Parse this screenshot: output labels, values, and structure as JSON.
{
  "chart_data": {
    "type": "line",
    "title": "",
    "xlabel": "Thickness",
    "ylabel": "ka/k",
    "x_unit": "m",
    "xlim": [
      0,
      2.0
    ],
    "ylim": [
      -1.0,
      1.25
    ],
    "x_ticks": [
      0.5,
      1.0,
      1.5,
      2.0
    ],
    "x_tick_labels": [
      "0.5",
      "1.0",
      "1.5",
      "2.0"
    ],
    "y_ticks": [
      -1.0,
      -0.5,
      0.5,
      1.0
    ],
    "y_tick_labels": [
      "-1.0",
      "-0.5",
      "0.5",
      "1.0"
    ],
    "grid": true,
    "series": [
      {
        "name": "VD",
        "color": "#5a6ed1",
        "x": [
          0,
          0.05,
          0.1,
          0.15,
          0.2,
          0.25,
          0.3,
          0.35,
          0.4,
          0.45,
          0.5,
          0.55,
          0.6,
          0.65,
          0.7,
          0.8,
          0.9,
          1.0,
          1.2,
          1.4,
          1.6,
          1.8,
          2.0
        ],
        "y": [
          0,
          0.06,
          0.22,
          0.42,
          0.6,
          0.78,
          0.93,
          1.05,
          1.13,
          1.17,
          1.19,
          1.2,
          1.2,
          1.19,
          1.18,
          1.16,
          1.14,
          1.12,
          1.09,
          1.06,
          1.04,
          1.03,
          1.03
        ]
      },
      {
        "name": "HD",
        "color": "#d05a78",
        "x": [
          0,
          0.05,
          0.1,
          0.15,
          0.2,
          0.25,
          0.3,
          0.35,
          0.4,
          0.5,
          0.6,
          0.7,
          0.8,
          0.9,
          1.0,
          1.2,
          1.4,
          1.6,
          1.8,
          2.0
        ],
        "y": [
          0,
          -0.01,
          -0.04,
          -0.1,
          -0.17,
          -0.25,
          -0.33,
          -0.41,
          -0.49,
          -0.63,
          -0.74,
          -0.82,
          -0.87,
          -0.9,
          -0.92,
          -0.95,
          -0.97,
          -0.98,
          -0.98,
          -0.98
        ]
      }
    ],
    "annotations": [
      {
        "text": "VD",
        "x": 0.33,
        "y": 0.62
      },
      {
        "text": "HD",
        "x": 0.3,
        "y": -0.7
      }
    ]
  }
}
-- -- --
• **TASK TO COMPLETE**
Set down the entries verbatim, leaving none out.

• **ANSWER TO THIS PROBLEM**
Parse this screenshot: output labels, values, and structure as JSON.
{
  "chart_data": {
    "type": "line",
    "title": "",
    "xlabel": "Thickness",
    "ylabel": "ka/k",
    "x_unit": "m",
    "xlim": [
      0,
      2.0
    ],
    "ylim": [
      -1.0,
      1.25
    ],
    "x_ticks": [
      0.5,
      1.0,
      1.5,
      2.0
    ],
    "x_tick_labels": [
      "0.5",
      "1.0",
      "1.5",
      "2.0"
    ],
    "y_ticks": [
      -1.0,
      -0.5,
      0.5,
      1.0
    ],
    "y_tick_labels": [
      "-1.0",
      "-0.5",
      "0.5",
      "1.0"
    ],
    "grid": true,
    "series": [
      {
        "name": "VD",
        "color": "#5a6ed1",
        "x": [
          0,
          0.05,
          0.1,
          0.15,
          0.2,
          0.25,
          0.3,
          0.35,
          0.4,
          0.45,
          0.5,
          0.55,
          0.6,
          0.65,
          0.7,
          0.8,
          0.9,
          1.0,
          1.2,
          1.4,
          1.6,
          1.8,
          2.0
        ],
        "y": [
          0,
          0.06,
          0.22,
          0.42,
          0.6,
          0.78,
          0.93,
          1.05,
          1.13,
          1.17,
          1.19,
          1.2,
          1.2,
          1.19,
          1.18,
          1.16,
          1.14,
          1.12,
          1.09,
          1.06,
          1.04,
          1.03,
          1.03
        ]
      },
      {
        "name": "HD",
        "color": "#d05a78",
        "x": [
          0,
          0.05,
          0.1,
          0.15,
          0.2,
          0.25,
          0.3,
          0.35,
          0.4,
          0.5,
          0.6,
          0.7,
          0.8,
          0.9,
          1.0,
          1.2,
          1.4,
          1.6,
          1.8,
          2.0
        ],
        "y": [
          0,
          -0.01,
          -0.04,
          -0.1,
          -0.17,
          -0.25,
          -0.33,
          -0.41,
          -0.49,
          -0.63,
          -0.74,
          -0.82,
          -0.87,
          -0.9,
          -0.92,
          -0.95,
          -0.97,
          -0.98,
          -0.98,
          -0.98
        ]
      }
    ],
    "annotations": [
      {
        "text": "VD",
        "x": 0.33,
        "y": 0.62
      },
      {
        "text": "HD",
        "x": 0.3,
        "y": -0.7
      }
    ]
  }
}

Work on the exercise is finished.